- _Directive_
Report, as a bare number, how many lines contain the string "costs".

- _Record excerpts_

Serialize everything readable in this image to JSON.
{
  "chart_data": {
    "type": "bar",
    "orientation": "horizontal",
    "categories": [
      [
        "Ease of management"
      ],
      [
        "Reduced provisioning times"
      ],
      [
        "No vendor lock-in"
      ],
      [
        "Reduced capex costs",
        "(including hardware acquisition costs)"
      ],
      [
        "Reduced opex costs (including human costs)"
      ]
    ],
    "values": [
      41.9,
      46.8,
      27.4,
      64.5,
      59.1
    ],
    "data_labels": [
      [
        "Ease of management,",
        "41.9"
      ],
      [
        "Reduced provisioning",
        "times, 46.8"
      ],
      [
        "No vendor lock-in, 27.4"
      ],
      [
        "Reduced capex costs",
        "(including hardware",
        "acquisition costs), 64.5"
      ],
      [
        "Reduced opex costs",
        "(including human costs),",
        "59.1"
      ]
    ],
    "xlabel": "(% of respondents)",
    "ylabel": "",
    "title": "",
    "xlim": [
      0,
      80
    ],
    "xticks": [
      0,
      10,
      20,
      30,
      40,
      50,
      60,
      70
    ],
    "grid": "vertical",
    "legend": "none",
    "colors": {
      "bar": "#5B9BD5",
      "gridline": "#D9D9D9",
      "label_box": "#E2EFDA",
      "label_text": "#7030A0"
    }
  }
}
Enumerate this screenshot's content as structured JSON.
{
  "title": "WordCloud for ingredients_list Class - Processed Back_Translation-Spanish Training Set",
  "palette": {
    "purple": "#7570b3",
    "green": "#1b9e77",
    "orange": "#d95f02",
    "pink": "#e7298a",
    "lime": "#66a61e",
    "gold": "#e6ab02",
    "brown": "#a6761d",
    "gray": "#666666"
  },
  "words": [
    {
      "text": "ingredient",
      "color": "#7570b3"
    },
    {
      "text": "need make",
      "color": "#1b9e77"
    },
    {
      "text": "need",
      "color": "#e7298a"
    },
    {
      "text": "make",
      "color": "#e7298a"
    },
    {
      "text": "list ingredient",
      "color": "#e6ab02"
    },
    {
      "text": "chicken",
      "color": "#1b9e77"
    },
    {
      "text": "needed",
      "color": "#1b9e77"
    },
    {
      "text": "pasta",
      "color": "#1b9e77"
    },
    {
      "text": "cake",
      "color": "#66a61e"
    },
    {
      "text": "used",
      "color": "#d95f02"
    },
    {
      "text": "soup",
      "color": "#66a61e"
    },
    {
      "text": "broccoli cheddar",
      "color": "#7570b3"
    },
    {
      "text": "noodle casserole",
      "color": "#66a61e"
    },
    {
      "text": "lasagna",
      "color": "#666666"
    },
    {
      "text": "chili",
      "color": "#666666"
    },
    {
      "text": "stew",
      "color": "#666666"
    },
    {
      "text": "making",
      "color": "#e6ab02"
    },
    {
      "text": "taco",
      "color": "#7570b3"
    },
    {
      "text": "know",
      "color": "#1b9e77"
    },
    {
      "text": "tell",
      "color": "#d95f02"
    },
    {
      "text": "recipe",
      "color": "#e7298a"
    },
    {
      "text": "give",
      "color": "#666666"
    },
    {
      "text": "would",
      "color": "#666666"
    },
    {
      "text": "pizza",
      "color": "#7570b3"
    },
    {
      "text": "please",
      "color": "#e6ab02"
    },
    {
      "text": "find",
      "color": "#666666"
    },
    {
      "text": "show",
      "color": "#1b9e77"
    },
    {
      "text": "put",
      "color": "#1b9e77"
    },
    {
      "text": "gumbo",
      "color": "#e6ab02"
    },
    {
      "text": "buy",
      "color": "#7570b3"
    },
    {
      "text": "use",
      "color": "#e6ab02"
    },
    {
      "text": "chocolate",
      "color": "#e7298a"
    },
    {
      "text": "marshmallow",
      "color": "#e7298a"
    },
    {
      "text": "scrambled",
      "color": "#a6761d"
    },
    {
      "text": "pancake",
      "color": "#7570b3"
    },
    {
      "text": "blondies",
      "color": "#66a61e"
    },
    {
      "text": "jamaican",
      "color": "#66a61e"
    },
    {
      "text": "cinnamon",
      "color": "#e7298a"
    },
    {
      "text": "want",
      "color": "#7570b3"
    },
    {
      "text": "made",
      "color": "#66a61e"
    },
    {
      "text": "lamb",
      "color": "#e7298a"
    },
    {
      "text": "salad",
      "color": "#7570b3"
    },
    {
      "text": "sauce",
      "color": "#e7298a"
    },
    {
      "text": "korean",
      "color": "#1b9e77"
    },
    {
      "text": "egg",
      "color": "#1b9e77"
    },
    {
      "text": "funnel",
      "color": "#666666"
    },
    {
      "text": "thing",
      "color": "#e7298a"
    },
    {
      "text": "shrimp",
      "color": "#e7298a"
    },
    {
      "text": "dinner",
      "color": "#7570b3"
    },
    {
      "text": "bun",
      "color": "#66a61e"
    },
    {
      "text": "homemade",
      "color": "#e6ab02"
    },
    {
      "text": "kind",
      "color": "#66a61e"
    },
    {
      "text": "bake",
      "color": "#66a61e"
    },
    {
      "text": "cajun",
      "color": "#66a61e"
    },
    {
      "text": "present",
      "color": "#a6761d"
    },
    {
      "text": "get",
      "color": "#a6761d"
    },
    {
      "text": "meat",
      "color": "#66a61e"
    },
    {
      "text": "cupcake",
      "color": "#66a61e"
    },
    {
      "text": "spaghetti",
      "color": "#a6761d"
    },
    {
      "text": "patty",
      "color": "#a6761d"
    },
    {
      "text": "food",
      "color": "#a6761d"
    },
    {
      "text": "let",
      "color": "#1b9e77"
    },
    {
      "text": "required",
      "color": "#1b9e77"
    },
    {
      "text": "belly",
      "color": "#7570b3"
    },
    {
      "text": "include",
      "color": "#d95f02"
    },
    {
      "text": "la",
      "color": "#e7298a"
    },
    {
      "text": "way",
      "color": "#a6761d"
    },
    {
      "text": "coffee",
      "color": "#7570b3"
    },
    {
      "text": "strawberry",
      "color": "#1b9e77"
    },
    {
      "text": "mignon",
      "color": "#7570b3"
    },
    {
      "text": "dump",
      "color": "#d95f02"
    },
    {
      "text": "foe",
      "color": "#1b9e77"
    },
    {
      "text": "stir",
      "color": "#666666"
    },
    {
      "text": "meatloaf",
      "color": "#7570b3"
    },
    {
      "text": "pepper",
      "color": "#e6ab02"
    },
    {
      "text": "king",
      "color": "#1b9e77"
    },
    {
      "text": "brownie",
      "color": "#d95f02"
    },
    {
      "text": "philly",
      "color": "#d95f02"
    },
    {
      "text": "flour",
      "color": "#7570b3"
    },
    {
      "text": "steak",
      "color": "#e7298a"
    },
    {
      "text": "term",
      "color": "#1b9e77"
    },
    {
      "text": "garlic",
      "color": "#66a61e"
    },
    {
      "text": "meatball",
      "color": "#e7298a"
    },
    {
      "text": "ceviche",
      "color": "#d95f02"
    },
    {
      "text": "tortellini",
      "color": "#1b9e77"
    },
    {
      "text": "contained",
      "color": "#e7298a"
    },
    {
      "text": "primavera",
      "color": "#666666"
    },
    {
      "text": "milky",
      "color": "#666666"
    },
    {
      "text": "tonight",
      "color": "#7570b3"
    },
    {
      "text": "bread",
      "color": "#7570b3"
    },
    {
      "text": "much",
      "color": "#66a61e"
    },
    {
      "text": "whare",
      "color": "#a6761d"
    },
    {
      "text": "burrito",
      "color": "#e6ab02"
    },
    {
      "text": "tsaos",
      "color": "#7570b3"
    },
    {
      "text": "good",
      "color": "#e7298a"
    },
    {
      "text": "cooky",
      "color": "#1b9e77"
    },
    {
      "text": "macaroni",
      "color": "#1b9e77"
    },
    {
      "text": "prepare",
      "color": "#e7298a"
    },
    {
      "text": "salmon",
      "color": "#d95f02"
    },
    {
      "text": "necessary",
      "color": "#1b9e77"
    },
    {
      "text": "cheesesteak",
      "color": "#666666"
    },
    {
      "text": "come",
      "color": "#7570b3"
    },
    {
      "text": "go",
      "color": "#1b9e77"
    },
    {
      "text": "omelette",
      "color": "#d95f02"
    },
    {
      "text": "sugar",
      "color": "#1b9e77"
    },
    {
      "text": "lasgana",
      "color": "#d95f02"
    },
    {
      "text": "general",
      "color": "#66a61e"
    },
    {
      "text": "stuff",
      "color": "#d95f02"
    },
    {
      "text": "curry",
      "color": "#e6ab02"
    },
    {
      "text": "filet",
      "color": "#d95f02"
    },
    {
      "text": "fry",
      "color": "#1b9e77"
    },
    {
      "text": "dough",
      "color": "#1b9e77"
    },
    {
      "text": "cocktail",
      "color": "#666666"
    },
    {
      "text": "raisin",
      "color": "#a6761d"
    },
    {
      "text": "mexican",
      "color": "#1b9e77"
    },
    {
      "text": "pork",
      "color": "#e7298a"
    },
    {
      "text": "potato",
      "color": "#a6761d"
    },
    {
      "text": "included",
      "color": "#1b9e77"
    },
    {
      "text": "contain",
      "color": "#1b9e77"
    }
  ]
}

- _Completed exercise_
7